(Records contained in a dataset)
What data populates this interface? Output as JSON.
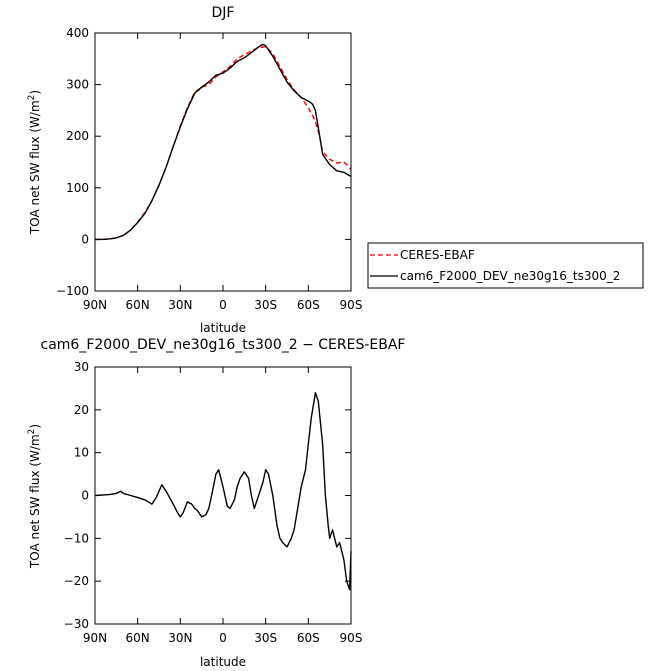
{
  "chart_data": [
    {
      "type": "line",
      "title": "DJF",
      "xlabel": "latitude",
      "ylabel_main": "TOA net SW flux (W/m",
      "ylabel_sup": "2",
      "ylabel_close": ")",
      "xlim": [
        90,
        -90
      ],
      "ylim": [
        -100,
        400
      ],
      "x_tick_values": [
        90,
        60,
        30,
        0,
        -30,
        -60,
        -90
      ],
      "x_tick_labels": [
        "90N",
        "60N",
        "30N",
        "0",
        "30S",
        "60S",
        "90S"
      ],
      "y_tick_values": [
        -100,
        0,
        100,
        200,
        300,
        400
      ],
      "y_tick_labels": [
        "−100",
        "0",
        "100",
        "200",
        "300",
        "400"
      ],
      "legend": {
        "placement": "right",
        "entries": [
          "CERES-EBAF",
          "cam6_F2000_DEV_ne30g16_ts300_2"
        ]
      },
      "series": [
        {
          "name": "CERES-EBAF",
          "color": "#ff0000",
          "dash": "dashed",
          "x": [
            90,
            85,
            80,
            75,
            70,
            65,
            60,
            55,
            50,
            45,
            40,
            35,
            30,
            25,
            20,
            15,
            10,
            5,
            0,
            -5,
            -10,
            -15,
            -20,
            -25,
            -30,
            -35,
            -40,
            -45,
            -50,
            -55,
            -60,
            -63,
            -65,
            -68,
            -70,
            -75,
            -80,
            -85,
            -88,
            -90
          ],
          "y": [
            0,
            0,
            1,
            3,
            8,
            18,
            34,
            52,
            75,
            105,
            140,
            180,
            220,
            255,
            285,
            295,
            300,
            315,
            325,
            335,
            350,
            358,
            365,
            372,
            373,
            360,
            335,
            310,
            290,
            275,
            255,
            240,
            228,
            200,
            170,
            155,
            148,
            150,
            142,
            135
          ]
        },
        {
          "name": "cam6_F2000_DEV_ne30g16_ts300_2",
          "color": "#000000",
          "dash": "solid",
          "x": [
            90,
            85,
            80,
            75,
            70,
            65,
            60,
            55,
            50,
            45,
            40,
            35,
            30,
            25,
            20,
            15,
            10,
            5,
            0,
            -5,
            -10,
            -15,
            -20,
            -25,
            -28,
            -30,
            -35,
            -40,
            -45,
            -50,
            -55,
            -60,
            -63,
            -65,
            -68,
            -70,
            -75,
            -80,
            -85,
            -88,
            -90
          ],
          "y": [
            0,
            0,
            1,
            3,
            8,
            18,
            33,
            50,
            75,
            105,
            140,
            180,
            218,
            253,
            283,
            295,
            305,
            318,
            322,
            332,
            345,
            352,
            362,
            373,
            378,
            375,
            355,
            330,
            305,
            288,
            275,
            268,
            262,
            250,
            200,
            165,
            145,
            133,
            130,
            125,
            122
          ]
        }
      ]
    },
    {
      "type": "line",
      "title": "cam6_F2000_DEV_ne30g16_ts300_2 − CERES-EBAF",
      "xlabel": "latitude",
      "ylabel_main": "TOA net SW flux (W/m",
      "ylabel_sup": "2",
      "ylabel_close": ")",
      "xlim": [
        90,
        -90
      ],
      "ylim": [
        -30,
        30
      ],
      "x_tick_values": [
        90,
        60,
        30,
        0,
        -30,
        -60,
        -90
      ],
      "x_tick_labels": [
        "90N",
        "60N",
        "30N",
        "0",
        "30S",
        "60S",
        "90S"
      ],
      "y_tick_values": [
        -30,
        -20,
        -10,
        0,
        10,
        20,
        30
      ],
      "y_tick_labels": [
        "−30",
        "−20",
        "−10",
        "0",
        "10",
        "20",
        "30"
      ],
      "series": [
        {
          "color": "#000000",
          "dash": "solid",
          "x": [
            90,
            80,
            75,
            72,
            70,
            65,
            60,
            55,
            50,
            47,
            45,
            43,
            40,
            35,
            32,
            30,
            28,
            25,
            22,
            20,
            18,
            15,
            12,
            10,
            8,
            5,
            3,
            0,
            -3,
            -5,
            -8,
            -10,
            -12,
            -15,
            -18,
            -20,
            -22,
            -25,
            -28,
            -30,
            -32,
            -35,
            -38,
            -40,
            -42,
            -45,
            -48,
            -50,
            -52,
            -55,
            -58,
            -60,
            -62,
            -64,
            -65,
            -67,
            -70,
            -72,
            -74,
            -75,
            -77,
            -80,
            -82,
            -85,
            -87,
            -89,
            -90
          ],
          "y": [
            0,
            0.2,
            0.5,
            1,
            0.5,
            0,
            -0.5,
            -1,
            -2,
            -0.5,
            1,
            2.5,
            1,
            -2,
            -4,
            -5,
            -4,
            -1.5,
            -2,
            -3,
            -3.5,
            -5,
            -4.5,
            -3,
            0,
            5,
            6,
            2,
            -2.5,
            -3,
            -1,
            2,
            4,
            5.5,
            4,
            0,
            -3,
            0,
            3,
            6,
            5,
            0,
            -7,
            -10,
            -11,
            -12,
            -10,
            -8,
            -4,
            2,
            6,
            12,
            18,
            22,
            24,
            22,
            12,
            0,
            -7,
            -10,
            -8,
            -12,
            -11,
            -15,
            -20,
            -22,
            -13
          ]
        }
      ]
    }
  ]
}
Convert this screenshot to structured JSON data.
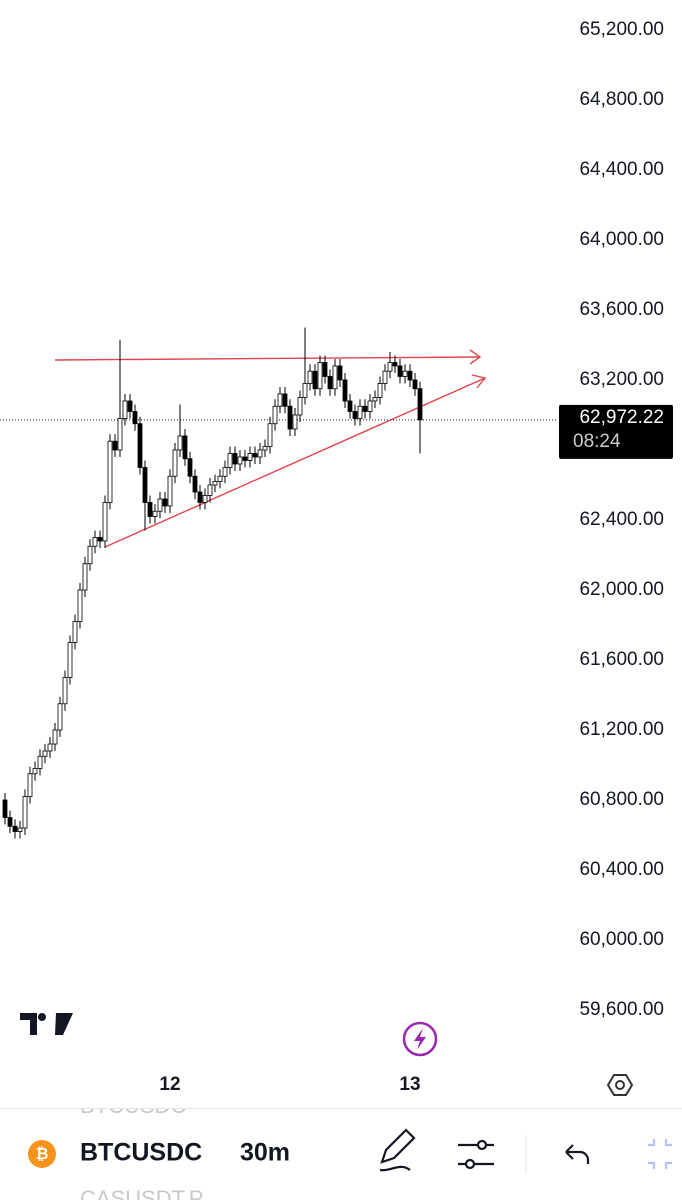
{
  "chart_data": {
    "type": "candlestick",
    "symbol": "BTCUSDC",
    "interval": "30m",
    "ghost_symbol_above": "BTCUSDC",
    "ghost_symbol_below": "CASUSDT.P",
    "categories": [
      null,
      null,
      null,
      null,
      null,
      null,
      null,
      null,
      null,
      null,
      null,
      null,
      null,
      null,
      null,
      null,
      null,
      null,
      null,
      null,
      null,
      null,
      null,
      null,
      null,
      null,
      null,
      null,
      null,
      null,
      null,
      null,
      null,
      "12",
      null,
      null,
      null,
      null,
      null,
      null,
      null,
      null,
      null,
      null,
      null,
      null,
      null,
      null,
      null,
      null,
      null,
      null,
      null,
      null,
      null,
      null,
      null,
      null,
      null,
      null,
      null,
      null,
      null,
      null,
      null,
      null,
      null,
      null,
      null,
      null,
      null,
      null,
      null,
      null,
      null,
      null,
      null,
      null,
      null,
      null,
      null,
      "13",
      null,
      null
    ],
    "open": [
      60800,
      60700,
      60650,
      60620,
      60640,
      60820,
      60950,
      60980,
      61050,
      61080,
      61120,
      61200,
      61350,
      61500,
      61700,
      61820,
      62000,
      62150,
      62250,
      62300,
      62280,
      62500,
      62850,
      62800,
      62980,
      63080,
      63020,
      62950,
      62700,
      62500,
      62420,
      62450,
      62520,
      62480,
      62650,
      62800,
      62880,
      62750,
      62650,
      62560,
      62500,
      62540,
      62600,
      62620,
      62650,
      62700,
      62780,
      62720,
      62760,
      62740,
      62780,
      62760,
      62800,
      62820,
      62950,
      63050,
      63120,
      63050,
      62920,
      63000,
      63100,
      63180,
      63250,
      63150,
      63300,
      63220,
      63150,
      63280,
      63200,
      63080,
      63020,
      62980,
      63050,
      63020,
      63080,
      63100,
      63180,
      63250,
      63300,
      63280,
      63220,
      63250,
      63200,
      63150
    ],
    "high": [
      60840,
      60740,
      60690,
      60680,
      60860,
      60990,
      61020,
      61090,
      61120,
      61160,
      61240,
      61390,
      61540,
      61740,
      61860,
      62040,
      62190,
      62290,
      62340,
      62340,
      62540,
      62890,
      62890,
      63430,
      63120,
      63120,
      63060,
      62990,
      62740,
      62540,
      62490,
      62560,
      62560,
      62690,
      62840,
      63060,
      62920,
      62790,
      62690,
      62600,
      62580,
      62640,
      62660,
      62690,
      62740,
      62820,
      62820,
      62800,
      62800,
      62820,
      62820,
      62840,
      62860,
      62990,
      63090,
      63160,
      63160,
      63090,
      63040,
      63140,
      63500,
      63290,
      63290,
      63340,
      63340,
      63260,
      63320,
      63320,
      63240,
      63120,
      63060,
      63090,
      63090,
      63120,
      63140,
      63220,
      63290,
      63360,
      63340,
      63320,
      63290,
      63290,
      63240,
      63190
    ],
    "low": [
      60660,
      60610,
      60580,
      60580,
      60600,
      60780,
      60910,
      60940,
      61010,
      61040,
      61080,
      61160,
      61310,
      61460,
      61660,
      61780,
      61960,
      62110,
      62210,
      62240,
      62240,
      62460,
      62760,
      62760,
      62940,
      62980,
      62910,
      62660,
      62340,
      62380,
      62380,
      62410,
      62440,
      62440,
      62610,
      62760,
      62710,
      62610,
      62520,
      62460,
      62460,
      62500,
      62560,
      62580,
      62610,
      62660,
      62680,
      62680,
      62700,
      62700,
      62720,
      62720,
      62760,
      62780,
      62910,
      63010,
      63010,
      62880,
      62880,
      62960,
      63060,
      63140,
      63110,
      63110,
      63180,
      63110,
      63110,
      63160,
      63040,
      62980,
      62940,
      62940,
      62980,
      62980,
      63040,
      63060,
      63140,
      63210,
      63240,
      63180,
      63180,
      63160,
      63110,
      62780
    ],
    "close": [
      60700,
      60650,
      60620,
      60640,
      60820,
      60950,
      60980,
      61050,
      61080,
      61120,
      61200,
      61350,
      61500,
      61700,
      61820,
      62000,
      62150,
      62250,
      62300,
      62280,
      62500,
      62850,
      62800,
      62980,
      63080,
      63020,
      62950,
      62700,
      62500,
      62420,
      62450,
      62520,
      62480,
      62650,
      62800,
      62880,
      62750,
      62650,
      62560,
      62500,
      62540,
      62600,
      62620,
      62650,
      62700,
      62780,
      62720,
      62760,
      62740,
      62780,
      62760,
      62800,
      62820,
      62950,
      63050,
      63120,
      63050,
      62920,
      63000,
      63100,
      63180,
      63250,
      63150,
      63300,
      63220,
      63150,
      63280,
      63200,
      63080,
      63020,
      62980,
      63050,
      63020,
      63080,
      63100,
      63180,
      63250,
      63300,
      63280,
      63220,
      63250,
      63200,
      63150,
      62972.22
    ],
    "up_color": "#ffffff",
    "down_color": "#000000",
    "outline_color": "#000000",
    "ylim": [
      59286,
      65371
    ],
    "yticks": [
      {
        "value": 65200,
        "label": "65,200.00"
      },
      {
        "value": 64800,
        "label": "64,800.00"
      },
      {
        "value": 64400,
        "label": "64,400.00"
      },
      {
        "value": 64000,
        "label": "64,000.00"
      },
      {
        "value": 63600,
        "label": "63,600.00"
      },
      {
        "value": 63200,
        "label": "63,200.00"
      },
      {
        "value": 62400,
        "label": "62,400.00"
      },
      {
        "value": 62000,
        "label": "62,000.00"
      },
      {
        "value": 61600,
        "label": "61,600.00"
      },
      {
        "value": 61200,
        "label": "61,200.00"
      },
      {
        "value": 60800,
        "label": "60,800.00"
      },
      {
        "value": 60400,
        "label": "60,400.00"
      },
      {
        "value": 60000,
        "label": "60,000.00"
      },
      {
        "value": 59600,
        "label": "59,600.00"
      }
    ],
    "last_price": {
      "value": 62972.22,
      "label": "62,972.22"
    },
    "countdown": "08:24"
  }
}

(Given task)
Determine how many lines of the data contain the word "BTCUSDC", and reply with that number only.

(Correct result)
2